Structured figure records
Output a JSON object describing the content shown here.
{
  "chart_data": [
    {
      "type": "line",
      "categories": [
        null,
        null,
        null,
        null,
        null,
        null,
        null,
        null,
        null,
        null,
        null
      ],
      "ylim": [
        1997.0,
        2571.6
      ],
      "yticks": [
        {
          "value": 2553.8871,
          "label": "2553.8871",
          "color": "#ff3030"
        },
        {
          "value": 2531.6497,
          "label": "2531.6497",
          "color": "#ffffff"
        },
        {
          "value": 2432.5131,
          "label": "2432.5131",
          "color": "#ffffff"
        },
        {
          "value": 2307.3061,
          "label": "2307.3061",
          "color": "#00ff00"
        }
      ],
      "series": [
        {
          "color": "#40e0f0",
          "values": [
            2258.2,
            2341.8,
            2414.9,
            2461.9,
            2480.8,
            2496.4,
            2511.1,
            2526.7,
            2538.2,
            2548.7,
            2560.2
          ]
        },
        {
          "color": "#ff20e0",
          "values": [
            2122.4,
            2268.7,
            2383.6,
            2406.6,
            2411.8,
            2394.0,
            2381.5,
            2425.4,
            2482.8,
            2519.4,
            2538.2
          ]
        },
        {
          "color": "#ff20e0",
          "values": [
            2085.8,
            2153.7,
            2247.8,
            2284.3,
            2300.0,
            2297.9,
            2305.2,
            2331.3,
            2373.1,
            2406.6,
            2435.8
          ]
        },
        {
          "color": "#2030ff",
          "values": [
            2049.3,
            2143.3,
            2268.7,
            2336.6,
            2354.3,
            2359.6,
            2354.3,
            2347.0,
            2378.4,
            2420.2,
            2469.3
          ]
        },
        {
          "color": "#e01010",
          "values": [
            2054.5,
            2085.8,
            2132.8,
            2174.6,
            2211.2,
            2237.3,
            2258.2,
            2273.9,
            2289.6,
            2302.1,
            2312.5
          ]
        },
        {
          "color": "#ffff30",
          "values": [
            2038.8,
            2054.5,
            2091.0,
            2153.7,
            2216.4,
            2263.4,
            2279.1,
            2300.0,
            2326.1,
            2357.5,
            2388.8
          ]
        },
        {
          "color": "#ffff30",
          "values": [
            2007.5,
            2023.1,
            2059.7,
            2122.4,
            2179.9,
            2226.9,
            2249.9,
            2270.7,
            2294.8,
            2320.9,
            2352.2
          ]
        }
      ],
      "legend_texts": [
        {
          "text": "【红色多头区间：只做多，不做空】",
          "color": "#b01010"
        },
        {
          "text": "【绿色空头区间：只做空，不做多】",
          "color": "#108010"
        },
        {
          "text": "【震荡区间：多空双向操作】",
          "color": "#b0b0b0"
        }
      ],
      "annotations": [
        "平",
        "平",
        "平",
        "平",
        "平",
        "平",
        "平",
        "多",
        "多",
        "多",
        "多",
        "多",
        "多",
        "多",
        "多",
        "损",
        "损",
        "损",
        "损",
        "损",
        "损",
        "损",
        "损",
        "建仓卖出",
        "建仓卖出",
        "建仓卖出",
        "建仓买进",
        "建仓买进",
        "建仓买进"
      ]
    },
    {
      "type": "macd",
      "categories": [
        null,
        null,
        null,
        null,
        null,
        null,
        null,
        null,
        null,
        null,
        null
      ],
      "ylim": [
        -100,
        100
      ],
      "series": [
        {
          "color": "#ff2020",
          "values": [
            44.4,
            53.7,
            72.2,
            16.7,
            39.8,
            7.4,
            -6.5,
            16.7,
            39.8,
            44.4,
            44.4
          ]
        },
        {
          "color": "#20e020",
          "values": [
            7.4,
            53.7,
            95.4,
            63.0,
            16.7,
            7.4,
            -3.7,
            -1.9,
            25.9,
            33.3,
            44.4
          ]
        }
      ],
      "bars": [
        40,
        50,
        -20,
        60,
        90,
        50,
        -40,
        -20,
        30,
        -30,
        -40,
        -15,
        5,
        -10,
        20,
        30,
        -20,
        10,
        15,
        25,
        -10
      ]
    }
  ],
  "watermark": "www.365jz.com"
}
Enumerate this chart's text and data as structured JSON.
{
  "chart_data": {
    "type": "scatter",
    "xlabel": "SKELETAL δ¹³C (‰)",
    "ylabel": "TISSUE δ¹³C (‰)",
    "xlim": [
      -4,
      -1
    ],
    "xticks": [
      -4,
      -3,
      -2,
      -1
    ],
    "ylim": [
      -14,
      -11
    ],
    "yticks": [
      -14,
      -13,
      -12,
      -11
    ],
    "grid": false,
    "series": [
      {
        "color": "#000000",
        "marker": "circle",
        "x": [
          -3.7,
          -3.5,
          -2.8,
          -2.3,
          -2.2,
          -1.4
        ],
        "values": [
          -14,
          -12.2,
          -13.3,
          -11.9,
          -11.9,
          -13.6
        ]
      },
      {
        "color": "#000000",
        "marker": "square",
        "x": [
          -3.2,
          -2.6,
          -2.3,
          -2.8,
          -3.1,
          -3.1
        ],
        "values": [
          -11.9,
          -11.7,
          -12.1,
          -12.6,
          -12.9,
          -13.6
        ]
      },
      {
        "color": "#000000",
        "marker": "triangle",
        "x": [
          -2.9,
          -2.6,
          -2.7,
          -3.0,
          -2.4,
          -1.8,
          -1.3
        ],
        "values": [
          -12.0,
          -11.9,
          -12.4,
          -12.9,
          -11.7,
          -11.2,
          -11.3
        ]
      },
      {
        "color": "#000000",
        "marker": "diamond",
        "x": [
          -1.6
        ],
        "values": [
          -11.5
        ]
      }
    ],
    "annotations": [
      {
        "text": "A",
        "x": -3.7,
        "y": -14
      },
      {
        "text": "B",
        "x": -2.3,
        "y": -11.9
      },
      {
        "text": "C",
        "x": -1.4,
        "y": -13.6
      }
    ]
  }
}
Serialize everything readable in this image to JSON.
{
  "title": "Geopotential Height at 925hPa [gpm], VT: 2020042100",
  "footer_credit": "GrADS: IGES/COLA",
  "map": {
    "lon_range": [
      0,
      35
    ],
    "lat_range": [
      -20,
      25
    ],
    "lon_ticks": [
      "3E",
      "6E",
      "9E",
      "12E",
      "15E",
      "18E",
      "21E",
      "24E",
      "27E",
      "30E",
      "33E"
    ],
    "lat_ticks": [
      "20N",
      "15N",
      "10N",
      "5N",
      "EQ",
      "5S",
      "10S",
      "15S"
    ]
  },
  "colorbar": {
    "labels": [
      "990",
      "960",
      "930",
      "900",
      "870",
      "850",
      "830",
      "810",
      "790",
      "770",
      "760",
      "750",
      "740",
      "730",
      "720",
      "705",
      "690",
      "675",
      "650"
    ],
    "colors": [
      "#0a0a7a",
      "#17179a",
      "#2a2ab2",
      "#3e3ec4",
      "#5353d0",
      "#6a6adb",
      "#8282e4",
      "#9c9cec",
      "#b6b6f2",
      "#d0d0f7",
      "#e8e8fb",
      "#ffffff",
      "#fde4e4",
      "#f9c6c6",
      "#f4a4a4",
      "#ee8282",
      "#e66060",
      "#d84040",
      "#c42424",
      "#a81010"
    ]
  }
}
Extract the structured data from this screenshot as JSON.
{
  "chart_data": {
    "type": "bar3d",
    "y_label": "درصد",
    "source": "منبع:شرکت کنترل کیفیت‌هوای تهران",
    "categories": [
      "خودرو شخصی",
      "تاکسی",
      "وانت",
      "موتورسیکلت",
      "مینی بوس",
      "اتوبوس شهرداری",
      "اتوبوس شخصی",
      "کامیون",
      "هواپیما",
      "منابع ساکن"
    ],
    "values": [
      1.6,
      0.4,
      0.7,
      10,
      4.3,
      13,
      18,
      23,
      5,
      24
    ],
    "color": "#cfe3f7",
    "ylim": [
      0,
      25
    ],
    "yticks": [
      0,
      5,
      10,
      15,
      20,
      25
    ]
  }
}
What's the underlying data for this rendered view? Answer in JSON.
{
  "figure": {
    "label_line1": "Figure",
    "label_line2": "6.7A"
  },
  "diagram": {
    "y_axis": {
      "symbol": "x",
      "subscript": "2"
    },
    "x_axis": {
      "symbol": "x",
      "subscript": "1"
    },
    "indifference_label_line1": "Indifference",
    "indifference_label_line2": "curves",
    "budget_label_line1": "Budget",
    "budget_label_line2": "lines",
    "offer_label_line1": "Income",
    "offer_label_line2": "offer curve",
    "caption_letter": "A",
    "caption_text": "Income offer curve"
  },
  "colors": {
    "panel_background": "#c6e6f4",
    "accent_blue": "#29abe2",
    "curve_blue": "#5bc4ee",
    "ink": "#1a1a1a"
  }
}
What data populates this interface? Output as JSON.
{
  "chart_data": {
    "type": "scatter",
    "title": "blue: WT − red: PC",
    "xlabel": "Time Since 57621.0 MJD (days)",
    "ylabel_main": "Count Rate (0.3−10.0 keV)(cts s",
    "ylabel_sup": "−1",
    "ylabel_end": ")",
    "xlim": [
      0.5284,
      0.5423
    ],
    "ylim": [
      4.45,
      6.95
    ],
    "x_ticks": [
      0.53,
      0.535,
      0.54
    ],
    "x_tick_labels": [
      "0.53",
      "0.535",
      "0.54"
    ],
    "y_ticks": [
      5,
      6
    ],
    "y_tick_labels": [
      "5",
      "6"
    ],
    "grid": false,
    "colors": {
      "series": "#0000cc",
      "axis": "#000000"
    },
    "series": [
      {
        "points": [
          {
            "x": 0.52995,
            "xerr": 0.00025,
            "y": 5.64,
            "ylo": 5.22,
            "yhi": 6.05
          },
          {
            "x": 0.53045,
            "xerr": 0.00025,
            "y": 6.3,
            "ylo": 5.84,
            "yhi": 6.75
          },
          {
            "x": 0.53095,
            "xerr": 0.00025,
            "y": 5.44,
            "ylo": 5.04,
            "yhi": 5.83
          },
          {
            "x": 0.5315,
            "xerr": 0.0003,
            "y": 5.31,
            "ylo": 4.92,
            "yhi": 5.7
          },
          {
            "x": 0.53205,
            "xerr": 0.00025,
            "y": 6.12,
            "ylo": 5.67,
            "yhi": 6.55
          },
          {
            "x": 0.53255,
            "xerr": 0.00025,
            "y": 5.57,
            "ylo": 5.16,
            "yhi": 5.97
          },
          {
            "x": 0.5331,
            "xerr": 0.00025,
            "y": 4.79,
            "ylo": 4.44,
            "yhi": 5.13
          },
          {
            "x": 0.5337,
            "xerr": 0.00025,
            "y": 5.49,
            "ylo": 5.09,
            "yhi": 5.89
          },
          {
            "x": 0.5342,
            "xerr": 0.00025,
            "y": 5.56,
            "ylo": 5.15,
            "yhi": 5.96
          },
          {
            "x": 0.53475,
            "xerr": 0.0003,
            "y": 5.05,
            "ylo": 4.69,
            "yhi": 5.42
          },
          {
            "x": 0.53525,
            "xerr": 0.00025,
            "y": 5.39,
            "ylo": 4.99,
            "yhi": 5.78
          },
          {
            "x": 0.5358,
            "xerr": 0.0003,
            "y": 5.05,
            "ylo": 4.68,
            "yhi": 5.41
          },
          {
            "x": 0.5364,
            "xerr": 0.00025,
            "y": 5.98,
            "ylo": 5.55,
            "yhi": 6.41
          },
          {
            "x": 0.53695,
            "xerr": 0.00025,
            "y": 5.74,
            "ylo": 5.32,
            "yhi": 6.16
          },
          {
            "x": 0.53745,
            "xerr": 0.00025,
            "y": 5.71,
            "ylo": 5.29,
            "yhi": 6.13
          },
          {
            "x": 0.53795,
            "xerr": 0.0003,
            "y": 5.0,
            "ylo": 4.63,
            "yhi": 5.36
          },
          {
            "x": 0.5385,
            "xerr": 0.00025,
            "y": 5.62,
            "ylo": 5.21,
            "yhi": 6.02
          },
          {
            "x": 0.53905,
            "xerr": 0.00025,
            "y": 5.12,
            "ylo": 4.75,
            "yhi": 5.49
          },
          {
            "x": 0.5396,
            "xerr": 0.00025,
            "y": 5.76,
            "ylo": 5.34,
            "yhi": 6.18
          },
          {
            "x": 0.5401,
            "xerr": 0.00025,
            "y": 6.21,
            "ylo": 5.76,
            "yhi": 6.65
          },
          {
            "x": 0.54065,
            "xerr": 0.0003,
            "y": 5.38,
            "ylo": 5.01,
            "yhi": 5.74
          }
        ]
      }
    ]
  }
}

__WHAT YOU SHOULD DO__
Which lines hold the word "δ¹³C"? Return all of them from the records above.

__SOLVED PROBLEM__
    "xlabel": "SKELETAL δ¹³C (‰)",
    "ylabel": "TISSUE δ¹³C (‰)",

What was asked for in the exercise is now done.